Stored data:
[BEGIN]

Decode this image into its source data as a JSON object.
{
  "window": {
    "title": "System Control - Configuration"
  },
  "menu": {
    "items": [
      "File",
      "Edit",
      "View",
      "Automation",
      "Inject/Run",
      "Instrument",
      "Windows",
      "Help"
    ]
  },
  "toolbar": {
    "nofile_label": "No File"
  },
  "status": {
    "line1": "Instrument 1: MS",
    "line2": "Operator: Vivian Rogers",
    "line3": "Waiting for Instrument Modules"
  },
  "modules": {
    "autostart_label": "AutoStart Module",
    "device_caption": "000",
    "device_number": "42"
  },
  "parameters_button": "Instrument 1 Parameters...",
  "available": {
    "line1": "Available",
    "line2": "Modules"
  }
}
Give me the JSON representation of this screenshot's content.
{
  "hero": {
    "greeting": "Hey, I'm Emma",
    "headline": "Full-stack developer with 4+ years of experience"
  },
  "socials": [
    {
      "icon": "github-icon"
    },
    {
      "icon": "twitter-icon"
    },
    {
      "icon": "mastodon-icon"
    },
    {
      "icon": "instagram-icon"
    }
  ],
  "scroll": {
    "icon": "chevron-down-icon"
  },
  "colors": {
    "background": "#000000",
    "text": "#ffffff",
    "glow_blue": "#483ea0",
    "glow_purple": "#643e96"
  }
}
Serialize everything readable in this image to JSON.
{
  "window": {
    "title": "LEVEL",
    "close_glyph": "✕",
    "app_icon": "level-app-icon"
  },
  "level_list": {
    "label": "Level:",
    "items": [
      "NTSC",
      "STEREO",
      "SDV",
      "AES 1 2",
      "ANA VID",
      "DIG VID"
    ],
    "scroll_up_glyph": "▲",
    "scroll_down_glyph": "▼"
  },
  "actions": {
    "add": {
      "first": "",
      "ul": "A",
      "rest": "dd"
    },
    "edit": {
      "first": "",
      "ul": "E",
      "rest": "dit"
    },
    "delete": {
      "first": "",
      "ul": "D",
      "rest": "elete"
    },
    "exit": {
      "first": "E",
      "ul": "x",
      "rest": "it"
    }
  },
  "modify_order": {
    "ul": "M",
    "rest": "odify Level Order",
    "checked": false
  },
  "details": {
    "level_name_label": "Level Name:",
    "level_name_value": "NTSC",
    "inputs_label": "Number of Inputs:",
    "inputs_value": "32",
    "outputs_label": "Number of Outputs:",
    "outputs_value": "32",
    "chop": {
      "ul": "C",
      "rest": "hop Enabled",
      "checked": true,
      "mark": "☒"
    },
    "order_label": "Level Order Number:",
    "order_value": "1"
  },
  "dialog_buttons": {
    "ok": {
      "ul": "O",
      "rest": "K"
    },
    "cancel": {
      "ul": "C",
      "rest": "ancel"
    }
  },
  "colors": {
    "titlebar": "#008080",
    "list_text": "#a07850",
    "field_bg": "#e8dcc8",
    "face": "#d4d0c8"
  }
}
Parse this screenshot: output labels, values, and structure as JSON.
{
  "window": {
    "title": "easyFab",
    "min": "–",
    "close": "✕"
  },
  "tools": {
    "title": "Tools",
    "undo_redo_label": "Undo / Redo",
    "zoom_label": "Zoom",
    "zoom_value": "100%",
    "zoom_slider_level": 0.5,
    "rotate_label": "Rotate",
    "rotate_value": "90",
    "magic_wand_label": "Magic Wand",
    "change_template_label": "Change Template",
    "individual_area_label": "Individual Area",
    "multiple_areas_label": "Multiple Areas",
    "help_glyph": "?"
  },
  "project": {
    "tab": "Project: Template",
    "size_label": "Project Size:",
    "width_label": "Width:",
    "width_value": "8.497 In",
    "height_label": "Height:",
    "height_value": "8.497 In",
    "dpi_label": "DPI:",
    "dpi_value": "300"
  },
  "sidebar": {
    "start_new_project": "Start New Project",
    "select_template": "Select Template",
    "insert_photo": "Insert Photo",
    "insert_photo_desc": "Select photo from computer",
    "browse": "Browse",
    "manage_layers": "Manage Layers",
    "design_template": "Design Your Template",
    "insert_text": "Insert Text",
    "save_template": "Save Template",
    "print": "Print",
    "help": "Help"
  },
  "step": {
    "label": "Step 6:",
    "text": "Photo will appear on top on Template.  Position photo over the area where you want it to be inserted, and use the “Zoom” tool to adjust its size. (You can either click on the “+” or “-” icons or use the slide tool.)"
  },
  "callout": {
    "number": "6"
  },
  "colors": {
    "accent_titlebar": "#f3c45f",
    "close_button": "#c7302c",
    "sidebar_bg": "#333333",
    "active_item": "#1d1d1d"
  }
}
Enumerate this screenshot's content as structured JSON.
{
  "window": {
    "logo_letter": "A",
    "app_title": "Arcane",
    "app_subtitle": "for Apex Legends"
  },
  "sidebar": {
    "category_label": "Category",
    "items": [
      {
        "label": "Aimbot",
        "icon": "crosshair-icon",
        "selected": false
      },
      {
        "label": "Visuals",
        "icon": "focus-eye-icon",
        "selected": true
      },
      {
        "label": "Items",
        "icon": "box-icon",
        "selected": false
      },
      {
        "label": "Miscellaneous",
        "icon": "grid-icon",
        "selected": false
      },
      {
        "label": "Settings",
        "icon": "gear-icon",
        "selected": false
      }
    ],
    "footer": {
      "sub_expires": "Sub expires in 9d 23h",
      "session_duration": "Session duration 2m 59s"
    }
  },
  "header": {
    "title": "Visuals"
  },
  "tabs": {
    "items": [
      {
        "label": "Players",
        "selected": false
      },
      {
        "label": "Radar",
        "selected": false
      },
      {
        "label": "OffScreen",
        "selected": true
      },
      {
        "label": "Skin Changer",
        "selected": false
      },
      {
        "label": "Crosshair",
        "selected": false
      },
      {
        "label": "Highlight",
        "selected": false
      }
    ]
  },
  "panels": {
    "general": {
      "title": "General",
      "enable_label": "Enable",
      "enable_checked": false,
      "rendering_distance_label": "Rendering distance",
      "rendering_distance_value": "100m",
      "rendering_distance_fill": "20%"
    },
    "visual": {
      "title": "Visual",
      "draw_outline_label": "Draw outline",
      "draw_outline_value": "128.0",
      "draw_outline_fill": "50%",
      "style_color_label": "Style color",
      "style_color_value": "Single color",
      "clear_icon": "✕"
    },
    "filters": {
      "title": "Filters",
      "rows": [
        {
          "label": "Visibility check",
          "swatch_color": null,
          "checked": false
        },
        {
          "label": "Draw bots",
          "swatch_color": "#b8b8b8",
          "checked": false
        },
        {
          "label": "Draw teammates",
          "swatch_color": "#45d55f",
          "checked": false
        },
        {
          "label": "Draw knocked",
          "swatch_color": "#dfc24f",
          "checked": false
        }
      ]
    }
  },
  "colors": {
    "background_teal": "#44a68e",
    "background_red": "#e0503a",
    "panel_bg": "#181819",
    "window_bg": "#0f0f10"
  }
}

[END]

> **Written request**
Repeat every record, keeping each word and mark exactly as it is.

> **The answer**
Decode this image into its source data as a JSON object.
{
  "window": {
    "title": "System Control - Configuration"
  },
  "menu": {
    "items": [
      "File",
      "Edit",
      "View",
      "Automation",
      "Inject/Run",
      "Instrument",
      "Windows",
      "Help"
    ]
  },
  "toolbar": {
    "nofile_label": "No File"
  },
  "status": {
    "line1": "Instrument 1: MS",
    "line2": "Operator: Vivian Rogers",
    "line3": "Waiting for Instrument Modules"
  },
  "modules": {
    "autostart_label": "AutoStart Module",
    "device_caption": "000",
    "device_number": "42"
  },
  "parameters_button": "Instrument 1 Parameters...",
  "available": {
    "line1": "Available",
    "line2": "Modules"
  }
}
Give me the JSON representation of this screenshot's content.
{
  "hero": {
    "greeting": "Hey, I'm Emma",
    "headline": "Full-stack developer with 4+ years of experience"
  },
  "socials": [
    {
      "icon": "github-icon"
    },
    {
      "icon": "twitter-icon"
    },
    {
      "icon": "mastodon-icon"
    },
    {
      "icon": "instagram-icon"
    }
  ],
  "scroll": {
    "icon": "chevron-down-icon"
  },
  "colors": {
    "background": "#000000",
    "text": "#ffffff",
    "glow_blue": "#483ea0",
    "glow_purple": "#643e96"
  }
}
Serialize everything readable in this image to JSON.
{
  "window": {
    "title": "LEVEL",
    "close_glyph": "✕",
    "app_icon": "level-app-icon"
  },
  "level_list": {
    "label": "Level:",
    "items": [
      "NTSC",
      "STEREO",
      "SDV",
      "AES 1 2",
      "ANA VID",
      "DIG VID"
    ],
    "scroll_up_glyph": "▲",
    "scroll_down_glyph": "▼"
  },
  "actions": {
    "add": {
      "first": "",
      "ul": "A",
      "rest": "dd"
    },
    "edit": {
      "first": "",
      "ul": "E",
      "rest": "dit"
    },
    "delete": {
      "first": "",
      "ul": "D",
      "rest": "elete"
    },
    "exit": {
      "first": "E",
      "ul": "x",
      "rest": "it"
    }
  },
  "modify_order": {
    "ul": "M",
    "rest": "odify Level Order",
    "checked": false
  },
  "details": {
    "level_name_label": "Level Name:",
    "level_name_value": "NTSC",
    "inputs_label": "Number of Inputs:",
    "inputs_value": "32",
    "outputs_label": "Number of Outputs:",
    "outputs_value": "32",
    "chop": {
      "ul": "C",
      "rest": "hop Enabled",
      "checked": true,
      "mark": "☒"
    },
    "order_label": "Level Order Number:",
    "order_value": "1"
  },
  "dialog_buttons": {
    "ok": {
      "ul": "O",
      "rest": "K"
    },
    "cancel": {
      "ul": "C",
      "rest": "ancel"
    }
  },
  "colors": {
    "titlebar": "#008080",
    "list_text": "#a07850",
    "field_bg": "#e8dcc8",
    "face": "#d4d0c8"
  }
}
Parse this screenshot: output labels, values, and structure as JSON.
{
  "window": {
    "title": "easyFab",
    "min": "–",
    "close": "✕"
  },
  "tools": {
    "title": "Tools",
    "undo_redo_label": "Undo / Redo",
    "zoom_label": "Zoom",
    "zoom_value": "100%",
    "zoom_slider_level": 0.5,
    "rotate_label": "Rotate",
    "rotate_value": "90",
    "magic_wand_label": "Magic Wand",
    "change_template_label": "Change Template",
    "individual_area_label": "Individual Area",
    "multiple_areas_label": "Multiple Areas",
    "help_glyph": "?"
  },
  "project": {
    "tab": "Project: Template",
    "size_label": "Project Size:",
    "width_label": "Width:",
    "width_value": "8.497 In",
    "height_label": "Height:",
    "height_value": "8.497 In",
    "dpi_label": "DPI:",
    "dpi_value": "300"
  },
  "sidebar": {
    "start_new_project": "Start New Project",
    "select_template": "Select Template",
    "insert_photo": "Insert Photo",
    "insert_photo_desc": "Select photo from computer",
    "browse": "Browse",
    "manage_layers": "Manage Layers",
    "design_template": "Design Your Template",
    "insert_text": "Insert Text",
    "save_template": "Save Template",
    "print": "Print",
    "help": "Help"
  },
  "step": {
    "label": "Step 6:",
    "text": "Photo will appear on top on Template.  Position photo over the area where you want it to be inserted, and use the “Zoom” tool to adjust its size. (You can either click on the “+” or “-” icons or use the slide tool.)"
  },
  "callout": {
    "number": "6"
  },
  "colors": {
    "accent_titlebar": "#f3c45f",
    "close_button": "#c7302c",
    "sidebar_bg": "#333333",
    "active_item": "#1d1d1d"
  }
}
Enumerate this screenshot's content as structured JSON.
{
  "window": {
    "logo_letter": "A",
    "app_title": "Arcane",
    "app_subtitle": "for Apex Legends"
  },
  "sidebar": {
    "category_label": "Category",
    "items": [
      {
        "label": "Aimbot",
        "icon": "crosshair-icon",
        "selected": false
      },
      {
        "label": "Visuals",
        "icon": "focus-eye-icon",
        "selected": true
      },
      {
        "label": "Items",
        "icon": "box-icon",
        "selected": false
      },
      {
        "label": "Miscellaneous",
        "icon": "grid-icon",
        "selected": false
      },
      {
        "label": "Settings",
        "icon": "gear-icon",
        "selected": false
      }
    ],
    "footer": {
      "sub_expires": "Sub expires in 9d 23h",
      "session_duration": "Session duration 2m 59s"
    }
  },
  "header": {
    "title": "Visuals"
  },
  "tabs": {
    "items": [
      {
        "label": "Players",
        "selected": false
      },
      {
        "label": "Radar",
        "selected": false
      },
      {
        "label": "OffScreen",
        "selected": true
      },
      {
        "label": "Skin Changer",
        "selected": false
      },
      {
        "label": "Crosshair",
        "selected": false
      },
      {
        "label": "Highlight",
        "selected": false
      }
    ]
  },
  "panels": {
    "general": {
      "title": "General",
      "enable_label": "Enable",
      "enable_checked": false,
      "rendering_distance_label": "Rendering distance",
      "rendering_distance_value": "100m",
      "rendering_distance_fill": "20%"
    },
    "visual": {
      "title": "Visual",
      "draw_outline_label": "Draw outline",
      "draw_outline_value": "128.0",
      "draw_outline_fill": "50%",
      "style_color_label": "Style color",
      "style_color_value": "Single color",
      "clear_icon": "✕"
    },
    "filters": {
      "title": "Filters",
      "rows": [
        {
          "label": "Visibility check",
          "swatch_color": null,
          "checked": false
        },
        {
          "label": "Draw bots",
          "swatch_color": "#b8b8b8",
          "checked": false
        },
        {
          "label": "Draw teammates",
          "swatch_color": "#45d55f",
          "checked": false
        },
        {
          "label": "Draw knocked",
          "swatch_color": "#dfc24f",
          "checked": false
        }
      ]
    }
  },
  "colors": {
    "background_teal": "#44a68e",
    "background_red": "#e0503a",
    "panel_bg": "#181819",
    "window_bg": "#0f0f10"
  }
}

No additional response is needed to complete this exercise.